What you will do:
Give every entry again, word for word.

Raw data:
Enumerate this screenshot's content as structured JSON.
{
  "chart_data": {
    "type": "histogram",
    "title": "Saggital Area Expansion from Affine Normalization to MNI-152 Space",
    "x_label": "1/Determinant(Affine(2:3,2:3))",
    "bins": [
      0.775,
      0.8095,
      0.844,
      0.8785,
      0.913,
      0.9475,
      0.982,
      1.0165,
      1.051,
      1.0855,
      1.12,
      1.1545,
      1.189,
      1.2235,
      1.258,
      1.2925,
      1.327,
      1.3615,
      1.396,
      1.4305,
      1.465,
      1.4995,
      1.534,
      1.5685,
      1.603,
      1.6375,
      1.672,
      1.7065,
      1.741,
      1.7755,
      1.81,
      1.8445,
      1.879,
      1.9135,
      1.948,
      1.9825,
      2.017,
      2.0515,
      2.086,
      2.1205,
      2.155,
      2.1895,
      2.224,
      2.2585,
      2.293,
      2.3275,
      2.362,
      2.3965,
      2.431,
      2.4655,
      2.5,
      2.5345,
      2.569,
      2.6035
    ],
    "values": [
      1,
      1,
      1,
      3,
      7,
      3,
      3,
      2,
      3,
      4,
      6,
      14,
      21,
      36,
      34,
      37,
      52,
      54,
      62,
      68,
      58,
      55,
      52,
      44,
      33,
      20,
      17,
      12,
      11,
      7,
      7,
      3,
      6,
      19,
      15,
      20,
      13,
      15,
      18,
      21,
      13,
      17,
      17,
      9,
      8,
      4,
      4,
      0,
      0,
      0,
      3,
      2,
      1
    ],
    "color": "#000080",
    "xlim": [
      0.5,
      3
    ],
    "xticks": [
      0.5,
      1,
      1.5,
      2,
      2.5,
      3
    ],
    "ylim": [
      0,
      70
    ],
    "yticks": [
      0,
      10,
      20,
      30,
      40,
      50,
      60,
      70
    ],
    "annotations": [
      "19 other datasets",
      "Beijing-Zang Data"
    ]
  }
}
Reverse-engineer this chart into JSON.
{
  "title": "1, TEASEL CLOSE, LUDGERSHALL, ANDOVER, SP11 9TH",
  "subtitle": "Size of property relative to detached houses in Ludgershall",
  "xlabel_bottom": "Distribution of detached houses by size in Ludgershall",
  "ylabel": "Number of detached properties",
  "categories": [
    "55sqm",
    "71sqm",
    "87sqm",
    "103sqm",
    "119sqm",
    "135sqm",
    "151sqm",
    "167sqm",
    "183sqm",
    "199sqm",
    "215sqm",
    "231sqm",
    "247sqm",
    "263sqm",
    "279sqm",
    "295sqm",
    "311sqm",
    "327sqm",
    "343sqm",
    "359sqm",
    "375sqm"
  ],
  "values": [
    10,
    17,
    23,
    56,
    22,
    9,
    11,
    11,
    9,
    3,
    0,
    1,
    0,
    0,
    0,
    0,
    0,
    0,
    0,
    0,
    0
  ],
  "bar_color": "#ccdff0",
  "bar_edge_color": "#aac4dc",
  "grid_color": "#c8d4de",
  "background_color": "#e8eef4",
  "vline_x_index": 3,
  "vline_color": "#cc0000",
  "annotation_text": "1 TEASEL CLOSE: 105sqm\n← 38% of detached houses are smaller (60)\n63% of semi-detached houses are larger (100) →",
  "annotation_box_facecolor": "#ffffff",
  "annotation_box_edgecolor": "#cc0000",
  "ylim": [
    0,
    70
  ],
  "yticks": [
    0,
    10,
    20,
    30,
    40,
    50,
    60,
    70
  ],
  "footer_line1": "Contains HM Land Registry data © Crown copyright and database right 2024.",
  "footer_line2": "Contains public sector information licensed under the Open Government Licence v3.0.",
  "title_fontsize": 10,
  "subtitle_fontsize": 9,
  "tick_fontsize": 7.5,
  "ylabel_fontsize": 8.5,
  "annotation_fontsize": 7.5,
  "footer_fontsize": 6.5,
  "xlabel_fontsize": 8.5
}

Solution for this problem:
Enumerate this screenshot's content as structured JSON.
{
  "chart_data": {
    "type": "histogram",
    "title": "Saggital Area Expansion from Affine Normalization to MNI-152 Space",
    "x_label": "1/Determinant(Affine(2:3,2:3))",
    "bins": [
      0.775,
      0.8095,
      0.844,
      0.8785,
      0.913,
      0.9475,
      0.982,
      1.0165,
      1.051,
      1.0855,
      1.12,
      1.1545,
      1.189,
      1.2235,
      1.258,
      1.2925,
      1.327,
      1.3615,
      1.396,
      1.4305,
      1.465,
      1.4995,
      1.534,
      1.5685,
      1.603,
      1.6375,
      1.672,
      1.7065,
      1.741,
      1.7755,
      1.81,
      1.8445,
      1.879,
      1.9135,
      1.948,
      1.9825,
      2.017,
      2.0515,
      2.086,
      2.1205,
      2.155,
      2.1895,
      2.224,
      2.2585,
      2.293,
      2.3275,
      2.362,
      2.3965,
      2.431,
      2.4655,
      2.5,
      2.5345,
      2.569,
      2.6035
    ],
    "values": [
      1,
      1,
      1,
      3,
      7,
      3,
      3,
      2,
      3,
      4,
      6,
      14,
      21,
      36,
      34,
      37,
      52,
      54,
      62,
      68,
      58,
      55,
      52,
      44,
      33,
      20,
      17,
      12,
      11,
      7,
      7,
      3,
      6,
      19,
      15,
      20,
      13,
      15,
      18,
      21,
      13,
      17,
      17,
      9,
      8,
      4,
      4,
      0,
      0,
      0,
      3,
      2,
      1
    ],
    "color": "#000080",
    "xlim": [
      0.5,
      3
    ],
    "xticks": [
      0.5,
      1,
      1.5,
      2,
      2.5,
      3
    ],
    "ylim": [
      0,
      70
    ],
    "yticks": [
      0,
      10,
      20,
      30,
      40,
      50,
      60,
      70
    ],
    "annotations": [
      "19 other datasets",
      "Beijing-Zang Data"
    ]
  }
}
Reverse-engineer this chart into JSON.
{
  "title": "1, TEASEL CLOSE, LUDGERSHALL, ANDOVER, SP11 9TH",
  "subtitle": "Size of property relative to detached houses in Ludgershall",
  "xlabel_bottom": "Distribution of detached houses by size in Ludgershall",
  "ylabel": "Number of detached properties",
  "categories": [
    "55sqm",
    "71sqm",
    "87sqm",
    "103sqm",
    "119sqm",
    "135sqm",
    "151sqm",
    "167sqm",
    "183sqm",
    "199sqm",
    "215sqm",
    "231sqm",
    "247sqm",
    "263sqm",
    "279sqm",
    "295sqm",
    "311sqm",
    "327sqm",
    "343sqm",
    "359sqm",
    "375sqm"
  ],
  "values": [
    10,
    17,
    23,
    56,
    22,
    9,
    11,
    11,
    9,
    3,
    0,
    1,
    0,
    0,
    0,
    0,
    0,
    0,
    0,
    0,
    0
  ],
  "bar_color": "#ccdff0",
  "bar_edge_color": "#aac4dc",
  "grid_color": "#c8d4de",
  "background_color": "#e8eef4",
  "vline_x_index": 3,
  "vline_color": "#cc0000",
  "annotation_text": "1 TEASEL CLOSE: 105sqm\n← 38% of detached houses are smaller (60)\n63% of semi-detached houses are larger (100) →",
  "annotation_box_facecolor": "#ffffff",
  "annotation_box_edgecolor": "#cc0000",
  "ylim": [
    0,
    70
  ],
  "yticks": [
    0,
    10,
    20,
    30,
    40,
    50,
    60,
    70
  ],
  "footer_line1": "Contains HM Land Registry data © Crown copyright and database right 2024.",
  "footer_line2": "Contains public sector information licensed under the Open Government Licence v3.0.",
  "title_fontsize": 10,
  "subtitle_fontsize": 9,
  "tick_fontsize": 7.5,
  "ylabel_fontsize": 8.5,
  "annotation_fontsize": 7.5,
  "footer_fontsize": 6.5,
  "xlabel_fontsize": 8.5
}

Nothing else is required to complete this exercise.